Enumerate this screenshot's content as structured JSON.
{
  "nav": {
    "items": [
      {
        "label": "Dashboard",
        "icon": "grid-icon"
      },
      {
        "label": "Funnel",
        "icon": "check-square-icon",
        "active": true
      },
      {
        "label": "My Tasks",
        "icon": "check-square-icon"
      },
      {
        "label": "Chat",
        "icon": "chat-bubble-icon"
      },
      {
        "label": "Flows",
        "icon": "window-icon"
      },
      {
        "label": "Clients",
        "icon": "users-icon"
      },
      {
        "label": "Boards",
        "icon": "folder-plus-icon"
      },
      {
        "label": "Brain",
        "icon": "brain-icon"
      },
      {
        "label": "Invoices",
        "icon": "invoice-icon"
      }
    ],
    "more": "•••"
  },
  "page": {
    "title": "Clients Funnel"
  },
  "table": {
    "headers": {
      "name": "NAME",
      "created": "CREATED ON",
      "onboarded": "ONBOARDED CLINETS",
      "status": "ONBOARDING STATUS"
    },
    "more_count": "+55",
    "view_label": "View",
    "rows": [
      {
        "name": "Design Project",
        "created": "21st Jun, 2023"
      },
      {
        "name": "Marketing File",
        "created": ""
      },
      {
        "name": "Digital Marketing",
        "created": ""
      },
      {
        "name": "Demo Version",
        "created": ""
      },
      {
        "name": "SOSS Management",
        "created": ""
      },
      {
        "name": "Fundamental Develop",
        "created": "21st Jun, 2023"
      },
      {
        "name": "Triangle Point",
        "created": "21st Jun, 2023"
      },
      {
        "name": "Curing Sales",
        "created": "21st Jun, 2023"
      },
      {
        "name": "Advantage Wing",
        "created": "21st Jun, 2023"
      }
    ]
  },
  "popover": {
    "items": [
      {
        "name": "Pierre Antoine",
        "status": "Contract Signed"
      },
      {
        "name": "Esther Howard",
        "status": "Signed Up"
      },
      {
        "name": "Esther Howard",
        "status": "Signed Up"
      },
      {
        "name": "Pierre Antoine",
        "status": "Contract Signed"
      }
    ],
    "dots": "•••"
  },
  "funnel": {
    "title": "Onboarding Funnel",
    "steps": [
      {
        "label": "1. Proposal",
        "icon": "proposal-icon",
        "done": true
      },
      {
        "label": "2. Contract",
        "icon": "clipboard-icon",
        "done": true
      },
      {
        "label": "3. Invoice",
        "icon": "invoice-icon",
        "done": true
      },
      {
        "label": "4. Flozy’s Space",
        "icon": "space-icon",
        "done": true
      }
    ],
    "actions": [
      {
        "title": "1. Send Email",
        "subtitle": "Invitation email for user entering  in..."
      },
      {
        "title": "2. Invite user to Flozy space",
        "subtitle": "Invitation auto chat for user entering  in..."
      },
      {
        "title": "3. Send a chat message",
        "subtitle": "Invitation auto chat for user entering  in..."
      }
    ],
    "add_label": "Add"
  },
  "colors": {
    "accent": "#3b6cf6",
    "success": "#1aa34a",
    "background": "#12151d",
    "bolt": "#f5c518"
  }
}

| Task to carry out |
Track down every line of the material containing the string "check", and copy it.

| Reply to the exercise |
        "icon": "check-square-icon",
        "icon": "check-square-icon"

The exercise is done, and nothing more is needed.